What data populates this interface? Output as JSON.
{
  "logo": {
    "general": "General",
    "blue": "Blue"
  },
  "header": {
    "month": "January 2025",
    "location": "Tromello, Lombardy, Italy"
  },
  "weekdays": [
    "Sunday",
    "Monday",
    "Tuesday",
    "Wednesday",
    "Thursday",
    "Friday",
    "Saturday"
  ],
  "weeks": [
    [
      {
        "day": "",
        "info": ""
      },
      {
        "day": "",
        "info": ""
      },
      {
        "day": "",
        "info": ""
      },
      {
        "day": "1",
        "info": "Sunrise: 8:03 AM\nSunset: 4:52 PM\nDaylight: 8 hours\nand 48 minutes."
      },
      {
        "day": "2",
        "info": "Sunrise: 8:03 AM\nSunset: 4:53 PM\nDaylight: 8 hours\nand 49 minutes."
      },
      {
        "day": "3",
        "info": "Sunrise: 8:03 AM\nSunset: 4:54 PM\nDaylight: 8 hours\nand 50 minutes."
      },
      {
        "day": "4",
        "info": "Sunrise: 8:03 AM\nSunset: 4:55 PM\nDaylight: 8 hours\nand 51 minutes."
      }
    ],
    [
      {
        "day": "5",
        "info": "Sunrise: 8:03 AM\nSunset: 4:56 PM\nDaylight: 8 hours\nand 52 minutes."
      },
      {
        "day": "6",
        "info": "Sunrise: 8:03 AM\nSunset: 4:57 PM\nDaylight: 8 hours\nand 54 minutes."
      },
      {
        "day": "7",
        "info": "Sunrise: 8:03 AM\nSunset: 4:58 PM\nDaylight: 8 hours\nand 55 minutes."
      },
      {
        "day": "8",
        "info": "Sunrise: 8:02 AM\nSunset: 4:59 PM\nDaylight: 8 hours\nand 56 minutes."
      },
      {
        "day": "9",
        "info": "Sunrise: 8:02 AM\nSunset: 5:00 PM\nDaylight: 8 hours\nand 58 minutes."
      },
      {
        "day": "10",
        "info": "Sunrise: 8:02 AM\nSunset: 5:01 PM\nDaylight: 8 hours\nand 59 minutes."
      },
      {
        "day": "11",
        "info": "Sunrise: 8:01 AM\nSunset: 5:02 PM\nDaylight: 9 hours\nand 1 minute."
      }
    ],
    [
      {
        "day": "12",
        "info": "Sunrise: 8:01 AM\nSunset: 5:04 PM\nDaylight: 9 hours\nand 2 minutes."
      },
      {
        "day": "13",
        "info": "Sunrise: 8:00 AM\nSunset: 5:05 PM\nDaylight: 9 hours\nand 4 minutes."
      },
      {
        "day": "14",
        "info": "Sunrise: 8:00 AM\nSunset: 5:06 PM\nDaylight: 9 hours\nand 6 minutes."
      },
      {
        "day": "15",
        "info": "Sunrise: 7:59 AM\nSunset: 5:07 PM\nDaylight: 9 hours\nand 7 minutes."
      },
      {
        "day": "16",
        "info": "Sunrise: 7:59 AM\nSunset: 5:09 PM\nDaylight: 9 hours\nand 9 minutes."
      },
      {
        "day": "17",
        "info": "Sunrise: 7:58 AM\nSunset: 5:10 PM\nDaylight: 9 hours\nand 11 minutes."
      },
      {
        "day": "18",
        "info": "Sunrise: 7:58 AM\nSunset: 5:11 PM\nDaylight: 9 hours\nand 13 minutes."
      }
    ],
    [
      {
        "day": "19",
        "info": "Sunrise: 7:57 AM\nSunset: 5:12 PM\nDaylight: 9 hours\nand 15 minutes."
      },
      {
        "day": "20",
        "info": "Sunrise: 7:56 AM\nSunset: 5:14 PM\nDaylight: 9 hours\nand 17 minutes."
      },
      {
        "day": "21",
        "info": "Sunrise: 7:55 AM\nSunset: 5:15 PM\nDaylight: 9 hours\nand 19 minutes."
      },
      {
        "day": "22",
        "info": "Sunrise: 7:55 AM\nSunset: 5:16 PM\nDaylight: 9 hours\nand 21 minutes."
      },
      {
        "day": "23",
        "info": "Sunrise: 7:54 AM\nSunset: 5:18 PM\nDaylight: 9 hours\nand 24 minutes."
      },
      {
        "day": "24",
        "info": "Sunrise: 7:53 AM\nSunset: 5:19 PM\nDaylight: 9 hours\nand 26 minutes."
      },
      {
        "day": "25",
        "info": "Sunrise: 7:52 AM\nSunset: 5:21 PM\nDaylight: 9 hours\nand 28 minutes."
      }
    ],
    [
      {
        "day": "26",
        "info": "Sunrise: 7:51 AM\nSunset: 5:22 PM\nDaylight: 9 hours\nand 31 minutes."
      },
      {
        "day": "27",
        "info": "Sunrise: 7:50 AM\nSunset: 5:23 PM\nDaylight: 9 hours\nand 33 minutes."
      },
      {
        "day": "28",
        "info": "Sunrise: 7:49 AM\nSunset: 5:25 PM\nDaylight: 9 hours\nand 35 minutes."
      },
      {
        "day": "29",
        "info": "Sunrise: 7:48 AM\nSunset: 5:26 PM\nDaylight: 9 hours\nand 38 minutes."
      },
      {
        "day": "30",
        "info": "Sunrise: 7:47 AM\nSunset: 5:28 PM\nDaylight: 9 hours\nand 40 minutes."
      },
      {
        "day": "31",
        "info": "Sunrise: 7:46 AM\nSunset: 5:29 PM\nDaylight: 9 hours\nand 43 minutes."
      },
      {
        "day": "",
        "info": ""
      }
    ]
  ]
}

--

Aim of the exercise: Output all of the material exactly as written.

Response to the exercise:
What data populates this interface? Output as JSON.
{
  "logo": {
    "general": "General",
    "blue": "Blue"
  },
  "header": {
    "month": "January 2025",
    "location": "Tromello, Lombardy, Italy"
  },
  "weekdays": [
    "Sunday",
    "Monday",
    "Tuesday",
    "Wednesday",
    "Thursday",
    "Friday",
    "Saturday"
  ],
  "weeks": [
    [
      {
        "day": "",
        "info": ""
      },
      {
        "day": "",
        "info": ""
      },
      {
        "day": "",
        "info": ""
      },
      {
        "day": "1",
        "info": "Sunrise: 8:03 AM\nSunset: 4:52 PM\nDaylight: 8 hours\nand 48 minutes."
      },
      {
        "day": "2",
        "info": "Sunrise: 8:03 AM\nSunset: 4:53 PM\nDaylight: 8 hours\nand 49 minutes."
      },
      {
        "day": "3",
        "info": "Sunrise: 8:03 AM\nSunset: 4:54 PM\nDaylight: 8 hours\nand 50 minutes."
      },
      {
        "day": "4",
        "info": "Sunrise: 8:03 AM\nSunset: 4:55 PM\nDaylight: 8 hours\nand 51 minutes."
      }
    ],
    [
      {
        "day": "5",
        "info": "Sunrise: 8:03 AM\nSunset: 4:56 PM\nDaylight: 8 hours\nand 52 minutes."
      },
      {
        "day": "6",
        "info": "Sunrise: 8:03 AM\nSunset: 4:57 PM\nDaylight: 8 hours\nand 54 minutes."
      },
      {
        "day": "7",
        "info": "Sunrise: 8:03 AM\nSunset: 4:58 PM\nDaylight: 8 hours\nand 55 minutes."
      },
      {
        "day": "8",
        "info": "Sunrise: 8:02 AM\nSunset: 4:59 PM\nDaylight: 8 hours\nand 56 minutes."
      },
      {
        "day": "9",
        "info": "Sunrise: 8:02 AM\nSunset: 5:00 PM\nDaylight: 8 hours\nand 58 minutes."
      },
      {
        "day": "10",
        "info": "Sunrise: 8:02 AM\nSunset: 5:01 PM\nDaylight: 8 hours\nand 59 minutes."
      },
      {
        "day": "11",
        "info": "Sunrise: 8:01 AM\nSunset: 5:02 PM\nDaylight: 9 hours\nand 1 minute."
      }
    ],
    [
      {
        "day": "12",
        "info": "Sunrise: 8:01 AM\nSunset: 5:04 PM\nDaylight: 9 hours\nand 2 minutes."
      },
      {
        "day": "13",
        "info": "Sunrise: 8:00 AM\nSunset: 5:05 PM\nDaylight: 9 hours\nand 4 minutes."
      },
      {
        "day": "14",
        "info": "Sunrise: 8:00 AM\nSunset: 5:06 PM\nDaylight: 9 hours\nand 6 minutes."
      },
      {
        "day": "15",
        "info": "Sunrise: 7:59 AM\nSunset: 5:07 PM\nDaylight: 9 hours\nand 7 minutes."
      },
      {
        "day": "16",
        "info": "Sunrise: 7:59 AM\nSunset: 5:09 PM\nDaylight: 9 hours\nand 9 minutes."
      },
      {
        "day": "17",
        "info": "Sunrise: 7:58 AM\nSunset: 5:10 PM\nDaylight: 9 hours\nand 11 minutes."
      },
      {
        "day": "18",
        "info": "Sunrise: 7:58 AM\nSunset: 5:11 PM\nDaylight: 9 hours\nand 13 minutes."
      }
    ],
    [
      {
        "day": "19",
        "info": "Sunrise: 7:57 AM\nSunset: 5:12 PM\nDaylight: 9 hours\nand 15 minutes."
      },
      {
        "day": "20",
        "info": "Sunrise: 7:56 AM\nSunset: 5:14 PM\nDaylight: 9 hours\nand 17 minutes."
      },
      {
        "day": "21",
        "info": "Sunrise: 7:55 AM\nSunset: 5:15 PM\nDaylight: 9 hours\nand 19 minutes."
      },
      {
        "day": "22",
        "info": "Sunrise: 7:55 AM\nSunset: 5:16 PM\nDaylight: 9 hours\nand 21 minutes."
      },
      {
        "day": "23",
        "info": "Sunrise: 7:54 AM\nSunset: 5:18 PM\nDaylight: 9 hours\nand 24 minutes."
      },
      {
        "day": "24",
        "info": "Sunrise: 7:53 AM\nSunset: 5:19 PM\nDaylight: 9 hours\nand 26 minutes."
      },
      {
        "day": "25",
        "info": "Sunrise: 7:52 AM\nSunset: 5:21 PM\nDaylight: 9 hours\nand 28 minutes."
      }
    ],
    [
      {
        "day": "26",
        "info": "Sunrise: 7:51 AM\nSunset: 5:22 PM\nDaylight: 9 hours\nand 31 minutes."
      },
      {
        "day": "27",
        "info": "Sunrise: 7:50 AM\nSunset: 5:23 PM\nDaylight: 9 hours\nand 33 minutes."
      },
      {
        "day": "28",
        "info": "Sunrise: 7:49 AM\nSunset: 5:25 PM\nDaylight: 9 hours\nand 35 minutes."
      },
      {
        "day": "29",
        "info": "Sunrise: 7:48 AM\nSunset: 5:26 PM\nDaylight: 9 hours\nand 38 minutes."
      },
      {
        "day": "30",
        "info": "Sunrise: 7:47 AM\nSunset: 5:28 PM\nDaylight: 9 hours\nand 40 minutes."
      },
      {
        "day": "31",
        "info": "Sunrise: 7:46 AM\nSunset: 5:29 PM\nDaylight: 9 hours\nand 43 minutes."
      },
      {
        "day": "",
        "info": ""
      }
    ]
  ]
}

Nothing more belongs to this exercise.